> DIRECTIONS
Search the data for the string "right" and gather each line it is in.

#### ENTRIES SUPPLIED ####

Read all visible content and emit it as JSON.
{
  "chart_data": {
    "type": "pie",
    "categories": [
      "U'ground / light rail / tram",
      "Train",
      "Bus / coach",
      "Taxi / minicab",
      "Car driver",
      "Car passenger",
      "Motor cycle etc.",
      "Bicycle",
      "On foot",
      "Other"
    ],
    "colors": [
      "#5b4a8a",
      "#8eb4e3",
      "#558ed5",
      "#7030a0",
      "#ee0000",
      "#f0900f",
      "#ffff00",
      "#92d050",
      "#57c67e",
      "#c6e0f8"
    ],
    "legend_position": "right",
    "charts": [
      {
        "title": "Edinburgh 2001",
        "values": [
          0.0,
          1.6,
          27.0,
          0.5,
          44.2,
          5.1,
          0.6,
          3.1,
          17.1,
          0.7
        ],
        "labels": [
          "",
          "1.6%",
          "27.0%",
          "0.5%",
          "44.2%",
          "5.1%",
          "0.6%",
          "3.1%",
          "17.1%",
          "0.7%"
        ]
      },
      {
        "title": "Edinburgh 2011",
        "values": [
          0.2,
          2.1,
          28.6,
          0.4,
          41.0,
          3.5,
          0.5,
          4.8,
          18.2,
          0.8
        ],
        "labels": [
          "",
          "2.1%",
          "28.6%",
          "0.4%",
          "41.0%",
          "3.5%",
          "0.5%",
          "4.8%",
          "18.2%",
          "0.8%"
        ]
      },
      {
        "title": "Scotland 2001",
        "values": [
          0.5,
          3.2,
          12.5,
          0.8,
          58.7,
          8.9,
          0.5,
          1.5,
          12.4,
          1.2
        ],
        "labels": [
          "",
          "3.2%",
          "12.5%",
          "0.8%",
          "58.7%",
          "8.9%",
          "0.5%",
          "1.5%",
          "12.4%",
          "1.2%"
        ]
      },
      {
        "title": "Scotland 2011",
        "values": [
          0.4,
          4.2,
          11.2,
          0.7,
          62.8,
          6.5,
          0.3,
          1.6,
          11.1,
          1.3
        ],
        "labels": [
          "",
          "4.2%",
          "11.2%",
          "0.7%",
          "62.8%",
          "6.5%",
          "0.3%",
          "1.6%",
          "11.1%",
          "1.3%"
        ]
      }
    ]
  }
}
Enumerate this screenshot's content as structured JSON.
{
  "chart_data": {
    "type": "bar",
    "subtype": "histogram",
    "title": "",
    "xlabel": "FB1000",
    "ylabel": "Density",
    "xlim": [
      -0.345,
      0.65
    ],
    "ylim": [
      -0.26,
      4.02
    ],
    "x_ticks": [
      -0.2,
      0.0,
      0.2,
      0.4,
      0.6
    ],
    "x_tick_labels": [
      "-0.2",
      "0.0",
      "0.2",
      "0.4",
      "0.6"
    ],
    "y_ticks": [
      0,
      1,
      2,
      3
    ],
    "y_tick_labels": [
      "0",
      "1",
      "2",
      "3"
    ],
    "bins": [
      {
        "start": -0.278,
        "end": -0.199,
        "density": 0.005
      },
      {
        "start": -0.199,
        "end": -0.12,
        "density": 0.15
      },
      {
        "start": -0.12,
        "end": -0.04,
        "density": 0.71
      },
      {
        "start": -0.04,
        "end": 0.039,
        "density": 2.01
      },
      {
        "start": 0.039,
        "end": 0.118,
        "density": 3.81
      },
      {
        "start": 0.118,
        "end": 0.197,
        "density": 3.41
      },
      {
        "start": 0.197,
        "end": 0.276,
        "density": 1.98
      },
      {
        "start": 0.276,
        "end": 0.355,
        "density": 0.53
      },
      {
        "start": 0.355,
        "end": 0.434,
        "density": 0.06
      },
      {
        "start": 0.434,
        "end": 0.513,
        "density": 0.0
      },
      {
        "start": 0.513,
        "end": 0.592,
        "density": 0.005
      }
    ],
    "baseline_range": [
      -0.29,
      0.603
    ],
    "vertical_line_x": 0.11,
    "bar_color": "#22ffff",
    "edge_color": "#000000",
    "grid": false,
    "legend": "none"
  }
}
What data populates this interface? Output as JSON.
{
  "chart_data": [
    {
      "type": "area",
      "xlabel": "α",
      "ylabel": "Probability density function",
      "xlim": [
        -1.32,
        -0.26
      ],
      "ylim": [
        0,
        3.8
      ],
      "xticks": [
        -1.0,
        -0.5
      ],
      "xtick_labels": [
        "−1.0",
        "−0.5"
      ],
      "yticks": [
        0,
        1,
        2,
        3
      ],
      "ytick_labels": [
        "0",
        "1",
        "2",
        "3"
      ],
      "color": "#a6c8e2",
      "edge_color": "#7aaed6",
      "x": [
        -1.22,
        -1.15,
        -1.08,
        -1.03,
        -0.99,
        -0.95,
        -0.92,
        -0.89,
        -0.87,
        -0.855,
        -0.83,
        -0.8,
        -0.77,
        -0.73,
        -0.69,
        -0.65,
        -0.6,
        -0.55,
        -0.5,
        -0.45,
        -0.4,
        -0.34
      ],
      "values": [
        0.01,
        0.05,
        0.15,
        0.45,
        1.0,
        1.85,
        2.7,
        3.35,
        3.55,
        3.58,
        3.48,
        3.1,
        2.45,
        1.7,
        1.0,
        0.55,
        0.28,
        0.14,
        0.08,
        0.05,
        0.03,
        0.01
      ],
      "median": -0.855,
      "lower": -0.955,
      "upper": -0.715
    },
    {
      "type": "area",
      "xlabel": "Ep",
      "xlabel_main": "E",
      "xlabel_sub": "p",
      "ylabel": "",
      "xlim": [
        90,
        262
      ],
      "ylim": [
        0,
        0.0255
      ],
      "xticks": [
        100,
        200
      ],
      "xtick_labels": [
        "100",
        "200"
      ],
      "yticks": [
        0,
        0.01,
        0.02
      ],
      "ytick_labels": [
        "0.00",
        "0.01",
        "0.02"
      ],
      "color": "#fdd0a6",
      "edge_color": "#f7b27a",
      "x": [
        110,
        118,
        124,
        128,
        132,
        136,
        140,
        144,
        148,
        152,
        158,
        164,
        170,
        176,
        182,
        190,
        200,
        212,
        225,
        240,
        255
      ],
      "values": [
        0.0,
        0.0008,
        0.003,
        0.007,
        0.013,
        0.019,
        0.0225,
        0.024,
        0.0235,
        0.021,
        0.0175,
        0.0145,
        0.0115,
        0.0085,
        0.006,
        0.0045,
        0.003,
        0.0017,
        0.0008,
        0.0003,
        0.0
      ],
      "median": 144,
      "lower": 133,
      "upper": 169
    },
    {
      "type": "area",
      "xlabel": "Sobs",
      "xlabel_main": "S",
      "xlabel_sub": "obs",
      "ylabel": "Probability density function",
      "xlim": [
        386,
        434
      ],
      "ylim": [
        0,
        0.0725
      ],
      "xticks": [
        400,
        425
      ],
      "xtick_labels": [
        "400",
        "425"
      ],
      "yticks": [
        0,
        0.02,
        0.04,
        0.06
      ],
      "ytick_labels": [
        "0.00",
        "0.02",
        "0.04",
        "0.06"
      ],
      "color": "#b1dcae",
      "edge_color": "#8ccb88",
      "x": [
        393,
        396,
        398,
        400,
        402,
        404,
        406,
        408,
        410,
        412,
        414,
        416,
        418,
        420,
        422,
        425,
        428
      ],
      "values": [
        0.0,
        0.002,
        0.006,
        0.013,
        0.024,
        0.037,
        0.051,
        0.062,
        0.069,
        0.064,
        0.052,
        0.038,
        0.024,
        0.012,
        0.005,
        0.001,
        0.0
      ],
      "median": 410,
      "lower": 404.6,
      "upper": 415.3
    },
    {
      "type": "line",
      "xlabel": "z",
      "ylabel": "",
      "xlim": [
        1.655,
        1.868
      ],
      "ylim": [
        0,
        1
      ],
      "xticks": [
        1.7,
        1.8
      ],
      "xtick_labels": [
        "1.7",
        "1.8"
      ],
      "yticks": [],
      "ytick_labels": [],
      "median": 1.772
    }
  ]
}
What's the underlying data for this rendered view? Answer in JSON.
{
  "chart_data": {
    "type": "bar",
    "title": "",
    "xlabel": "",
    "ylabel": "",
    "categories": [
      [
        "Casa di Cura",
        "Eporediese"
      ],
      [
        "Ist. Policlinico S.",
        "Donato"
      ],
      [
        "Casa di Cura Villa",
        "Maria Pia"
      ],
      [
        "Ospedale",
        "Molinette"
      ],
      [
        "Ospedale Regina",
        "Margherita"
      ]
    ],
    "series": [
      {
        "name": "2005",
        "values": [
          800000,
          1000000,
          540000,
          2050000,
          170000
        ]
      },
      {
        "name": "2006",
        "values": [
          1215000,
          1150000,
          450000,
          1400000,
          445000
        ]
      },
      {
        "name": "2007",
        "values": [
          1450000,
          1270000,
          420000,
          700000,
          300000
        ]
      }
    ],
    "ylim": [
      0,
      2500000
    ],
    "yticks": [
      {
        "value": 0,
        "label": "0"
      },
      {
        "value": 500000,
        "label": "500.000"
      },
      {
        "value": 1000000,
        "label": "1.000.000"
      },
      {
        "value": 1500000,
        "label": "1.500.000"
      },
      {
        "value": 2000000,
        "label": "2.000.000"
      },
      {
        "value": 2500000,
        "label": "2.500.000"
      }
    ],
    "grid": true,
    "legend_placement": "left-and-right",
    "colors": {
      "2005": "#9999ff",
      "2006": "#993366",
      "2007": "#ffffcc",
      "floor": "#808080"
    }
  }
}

####

> ANSWER TO THIS PROBLEM
    "legend_position": "right",
    "legend_placement": "left-and-right",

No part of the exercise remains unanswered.